# Data supplied:
(begin)

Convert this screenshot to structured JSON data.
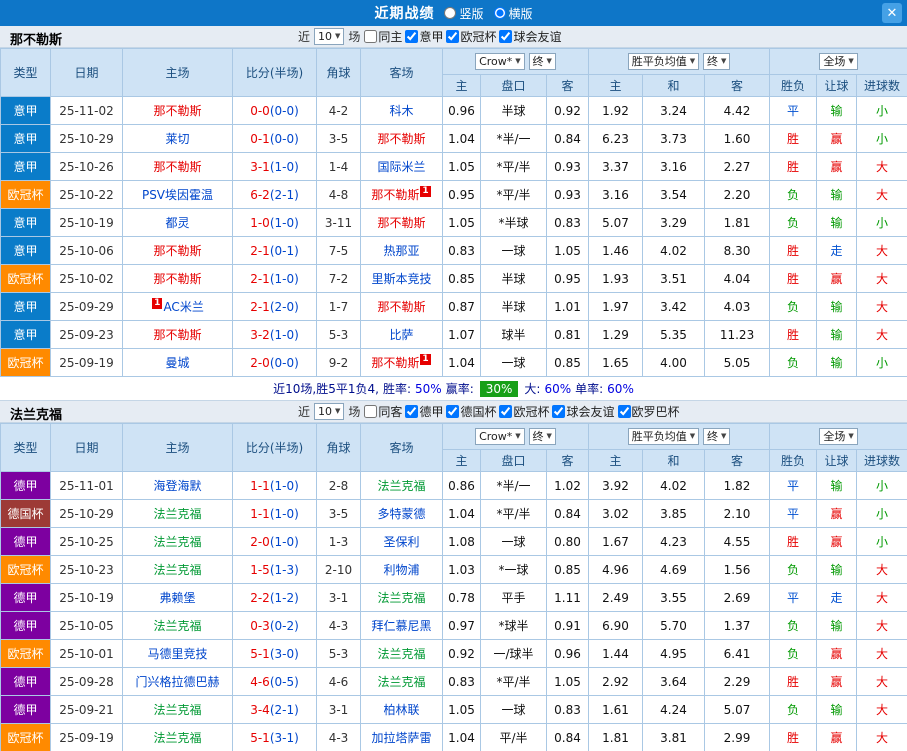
{
  "icons": {
    "close": "✕",
    "dropdown": "▼"
  },
  "colors": {
    "titlebar": "#0e76c8",
    "opponent": "#0046cc",
    "league": {
      "意甲": "#0a7cc9",
      "欧冠杯": "#ff8a00",
      "德甲": "#7d00a0",
      "德国杯": "#9d3a36"
    },
    "result": {
      "胜": "red",
      "平": "blue",
      "负": "green",
      "赢": "red",
      "走": "blue",
      "输": "green",
      "大": "red",
      "小": "green"
    },
    "summary_highlight": "#18a018"
  },
  "title_bar": {
    "title": "近期战绩",
    "radios": [
      {
        "label": "竖版",
        "checked": false
      },
      {
        "label": "横版",
        "checked": true
      }
    ]
  },
  "header": {
    "type": "类型",
    "date": "日期",
    "home": "主场",
    "score": "比分(半场)",
    "corners": "角球",
    "away": "客场",
    "book": "Crow*",
    "final1": "终",
    "o_home": "主",
    "o_hcap": "盘口",
    "o_away": "客",
    "avg": "胜平负均值",
    "final2": "终",
    "a_home": "主",
    "a_draw": "和",
    "a_away": "客",
    "scope": "全场",
    "wl": "胜负",
    "rg": "让球",
    "goals": "进球数"
  },
  "sections": [
    {
      "team": "那不勒斯",
      "team_color": "#e60000",
      "filter": {
        "near": "近",
        "count": "10",
        "unit": "场",
        "options": [
          {
            "label": "同主",
            "checked": false
          },
          {
            "label": "意甲",
            "checked": true
          },
          {
            "label": "欧冠杯",
            "checked": true
          },
          {
            "label": "球会友谊",
            "checked": true
          }
        ]
      },
      "rows": [
        {
          "league": "意甲",
          "date": "25-11-02",
          "home": {
            "name": "那不勒斯",
            "focal": true
          },
          "ft": "0-0",
          "ht": "(0-0)",
          "corners": "4-2",
          "away": {
            "name": "科木"
          },
          "o1": "0.96",
          "hc": "半球",
          "o2": "0.92",
          "a1": "1.92",
          "a2": "3.24",
          "a3": "4.42",
          "r": [
            "平",
            "输",
            "小"
          ]
        },
        {
          "league": "意甲",
          "date": "25-10-29",
          "home": {
            "name": "莱切"
          },
          "ft": "0-1",
          "ht": "(0-0)",
          "corners": "3-5",
          "away": {
            "name": "那不勒斯",
            "focal": true
          },
          "o1": "1.04",
          "hc": "*半/一",
          "o2": "0.84",
          "a1": "6.23",
          "a2": "3.73",
          "a3": "1.60",
          "r": [
            "胜",
            "赢",
            "小"
          ]
        },
        {
          "league": "意甲",
          "date": "25-10-26",
          "home": {
            "name": "那不勒斯",
            "focal": true
          },
          "ft": "3-1",
          "ht": "(1-0)",
          "corners": "1-4",
          "away": {
            "name": "国际米兰"
          },
          "o1": "1.05",
          "hc": "*平/半",
          "o2": "0.93",
          "a1": "3.37",
          "a2": "3.16",
          "a3": "2.27",
          "r": [
            "胜",
            "赢",
            "大"
          ]
        },
        {
          "league": "欧冠杯",
          "date": "25-10-22",
          "home": {
            "name": "PSV埃因霍温"
          },
          "ft": "6-2",
          "ht": "(2-1)",
          "corners": "4-8",
          "away": {
            "name": "那不勒斯",
            "focal": true,
            "badge": "1"
          },
          "o1": "0.95",
          "hc": "*平/半",
          "o2": "0.93",
          "a1": "3.16",
          "a2": "3.54",
          "a3": "2.20",
          "r": [
            "负",
            "输",
            "大"
          ]
        },
        {
          "league": "意甲",
          "date": "25-10-19",
          "home": {
            "name": "都灵"
          },
          "ft": "1-0",
          "ht": "(1-0)",
          "corners": "3-11",
          "away": {
            "name": "那不勒斯",
            "focal": true
          },
          "o1": "1.05",
          "hc": "*半球",
          "o2": "0.83",
          "a1": "5.07",
          "a2": "3.29",
          "a3": "1.81",
          "r": [
            "负",
            "输",
            "小"
          ]
        },
        {
          "league": "意甲",
          "date": "25-10-06",
          "home": {
            "name": "那不勒斯",
            "focal": true
          },
          "ft": "2-1",
          "ht": "(0-1)",
          "corners": "7-5",
          "away": {
            "name": "热那亚"
          },
          "o1": "0.83",
          "hc": "一球",
          "o2": "1.05",
          "a1": "1.46",
          "a2": "4.02",
          "a3": "8.30",
          "r": [
            "胜",
            "走",
            "大"
          ]
        },
        {
          "league": "欧冠杯",
          "date": "25-10-02",
          "home": {
            "name": "那不勒斯",
            "focal": true
          },
          "ft": "2-1",
          "ht": "(1-0)",
          "corners": "7-2",
          "away": {
            "name": "里斯本竞技"
          },
          "o1": "0.85",
          "hc": "半球",
          "o2": "0.95",
          "a1": "1.93",
          "a2": "3.51",
          "a3": "4.04",
          "r": [
            "胜",
            "赢",
            "大"
          ]
        },
        {
          "league": "意甲",
          "date": "25-09-29",
          "home": {
            "name": "AC米兰",
            "badge": "1",
            "badge_pos": "pre"
          },
          "ft": "2-1",
          "ht": "(2-0)",
          "corners": "1-7",
          "away": {
            "name": "那不勒斯",
            "focal": true
          },
          "o1": "0.87",
          "hc": "半球",
          "o2": "1.01",
          "a1": "1.97",
          "a2": "3.42",
          "a3": "4.03",
          "r": [
            "负",
            "输",
            "大"
          ]
        },
        {
          "league": "意甲",
          "date": "25-09-23",
          "home": {
            "name": "那不勒斯",
            "focal": true
          },
          "ft": "3-2",
          "ht": "(1-0)",
          "corners": "5-3",
          "away": {
            "name": "比萨"
          },
          "o1": "1.07",
          "hc": "球半",
          "o2": "0.81",
          "a1": "1.29",
          "a2": "5.35",
          "a3": "11.23",
          "r": [
            "胜",
            "输",
            "大"
          ]
        },
        {
          "league": "欧冠杯",
          "date": "25-09-19",
          "home": {
            "name": "曼城"
          },
          "ft": "2-0",
          "ht": "(0-0)",
          "corners": "9-2",
          "away": {
            "name": "那不勒斯",
            "focal": true,
            "badge": "1"
          },
          "o1": "1.04",
          "hc": "一球",
          "o2": "0.85",
          "a1": "1.65",
          "a2": "4.00",
          "a3": "5.05",
          "r": [
            "负",
            "输",
            "小"
          ]
        }
      ],
      "summary": {
        "record": "近10场,胜5平1负4,",
        "win_label": "胜率:",
        "win_value": "50%",
        "asia_label": "赢率:",
        "asia_value": "30%",
        "big_label": "大:",
        "big_value": "60%",
        "single_label": "单率:",
        "single_value": "60%"
      }
    },
    {
      "team": "法兰克福",
      "team_color": "#009933",
      "filter": {
        "near": "近",
        "count": "10",
        "unit": "场",
        "options": [
          {
            "label": "同客",
            "checked": false
          },
          {
            "label": "德甲",
            "checked": true
          },
          {
            "label": "德国杯",
            "checked": true
          },
          {
            "label": "欧冠杯",
            "checked": true
          },
          {
            "label": "球会友谊",
            "checked": true
          },
          {
            "label": "欧罗巴杯",
            "checked": true
          }
        ]
      },
      "rows": [
        {
          "league": "德甲",
          "date": "25-11-01",
          "home": {
            "name": "海登海默"
          },
          "ft": "1-1",
          "ht": "(1-0)",
          "corners": "2-8",
          "away": {
            "name": "法兰克福",
            "focal": true
          },
          "o1": "0.86",
          "hc": "*半/一",
          "o2": "1.02",
          "a1": "3.92",
          "a2": "4.02",
          "a3": "1.82",
          "r": [
            "平",
            "输",
            "小"
          ]
        },
        {
          "league": "德国杯",
          "date": "25-10-29",
          "home": {
            "name": "法兰克福",
            "focal": true
          },
          "ft": "1-1",
          "ht": "(1-0)",
          "corners": "3-5",
          "away": {
            "name": "多特蒙德"
          },
          "o1": "1.04",
          "hc": "*平/半",
          "o2": "0.84",
          "a1": "3.02",
          "a2": "3.85",
          "a3": "2.10",
          "r": [
            "平",
            "赢",
            "小"
          ]
        },
        {
          "league": "德甲",
          "date": "25-10-25",
          "home": {
            "name": "法兰克福",
            "focal": true
          },
          "ft": "2-0",
          "ht": "(1-0)",
          "corners": "1-3",
          "away": {
            "name": "圣保利"
          },
          "o1": "1.08",
          "hc": "一球",
          "o2": "0.80",
          "a1": "1.67",
          "a2": "4.23",
          "a3": "4.55",
          "r": [
            "胜",
            "赢",
            "小"
          ]
        },
        {
          "league": "欧冠杯",
          "date": "25-10-23",
          "home": {
            "name": "法兰克福",
            "focal": true
          },
          "ft": "1-5",
          "ht": "(1-3)",
          "corners": "2-10",
          "away": {
            "name": "利物浦"
          },
          "o1": "1.03",
          "hc": "*一球",
          "o2": "0.85",
          "a1": "4.96",
          "a2": "4.69",
          "a3": "1.56",
          "r": [
            "负",
            "输",
            "大"
          ]
        },
        {
          "league": "德甲",
          "date": "25-10-19",
          "home": {
            "name": "弗赖堡"
          },
          "ft": "2-2",
          "ht": "(1-2)",
          "corners": "3-1",
          "away": {
            "name": "法兰克福",
            "focal": true
          },
          "o1": "0.78",
          "hc": "平手",
          "o2": "1.11",
          "a1": "2.49",
          "a2": "3.55",
          "a3": "2.69",
          "r": [
            "平",
            "走",
            "大"
          ]
        },
        {
          "league": "德甲",
          "date": "25-10-05",
          "home": {
            "name": "法兰克福",
            "focal": true
          },
          "ft": "0-3",
          "ht": "(0-2)",
          "corners": "4-3",
          "away": {
            "name": "拜仁慕尼黑"
          },
          "o1": "0.97",
          "hc": "*球半",
          "o2": "0.91",
          "a1": "6.90",
          "a2": "5.70",
          "a3": "1.37",
          "r": [
            "负",
            "输",
            "大"
          ]
        },
        {
          "league": "欧冠杯",
          "date": "25-10-01",
          "home": {
            "name": "马德里竞技"
          },
          "ft": "5-1",
          "ht": "(3-0)",
          "corners": "5-3",
          "away": {
            "name": "法兰克福",
            "focal": true
          },
          "o1": "0.92",
          "hc": "一/球半",
          "o2": "0.96",
          "a1": "1.44",
          "a2": "4.95",
          "a3": "6.41",
          "r": [
            "负",
            "赢",
            "大"
          ]
        },
        {
          "league": "德甲",
          "date": "25-09-28",
          "home": {
            "name": "门兴格拉德巴赫"
          },
          "ft": "4-6",
          "ht": "(0-5)",
          "corners": "4-6",
          "away": {
            "name": "法兰克福",
            "focal": true
          },
          "o1": "0.83",
          "hc": "*平/半",
          "o2": "1.05",
          "a1": "2.92",
          "a2": "3.64",
          "a3": "2.29",
          "r": [
            "胜",
            "赢",
            "大"
          ]
        },
        {
          "league": "德甲",
          "date": "25-09-21",
          "home": {
            "name": "法兰克福",
            "focal": true
          },
          "ft": "3-4",
          "ht": "(2-1)",
          "corners": "3-1",
          "away": {
            "name": "柏林联"
          },
          "o1": "1.05",
          "hc": "一球",
          "o2": "0.83",
          "a1": "1.61",
          "a2": "4.24",
          "a3": "5.07",
          "r": [
            "负",
            "输",
            "大"
          ]
        },
        {
          "league": "欧冠杯",
          "date": "25-09-19",
          "home": {
            "name": "法兰克福",
            "focal": true
          },
          "ft": "5-1",
          "ht": "(3-1)",
          "corners": "4-3",
          "away": {
            "name": "加拉塔萨雷"
          },
          "o1": "1.04",
          "hc": "平/半",
          "o2": "0.84",
          "a1": "1.81",
          "a2": "3.81",
          "a3": "2.99",
          "r": [
            "胜",
            "赢",
            "大"
          ]
        }
      ]
    }
  ]
}
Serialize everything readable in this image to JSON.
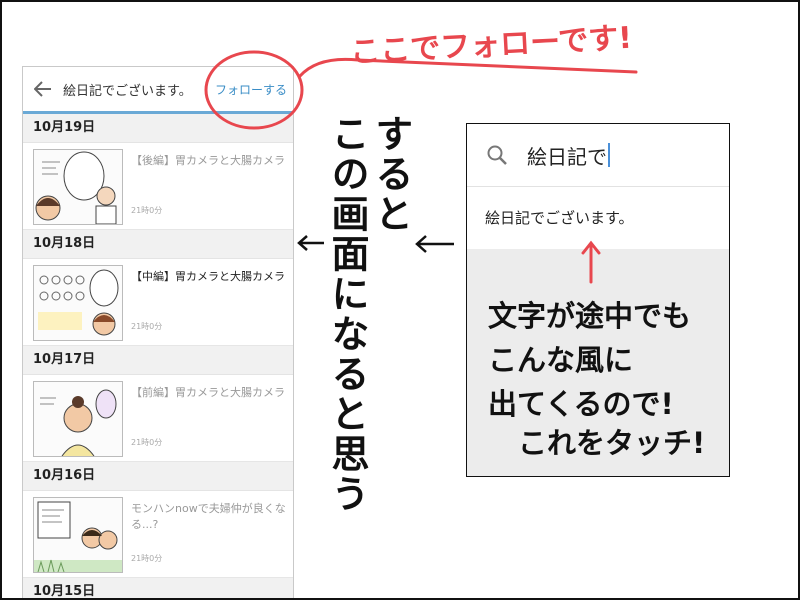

(end)

# What is required:
Show every line above in which the word "this" occurs.

# Correct result:
Convert this screenshot to structured JSON data.
Serialize everything readable in this image to JSON.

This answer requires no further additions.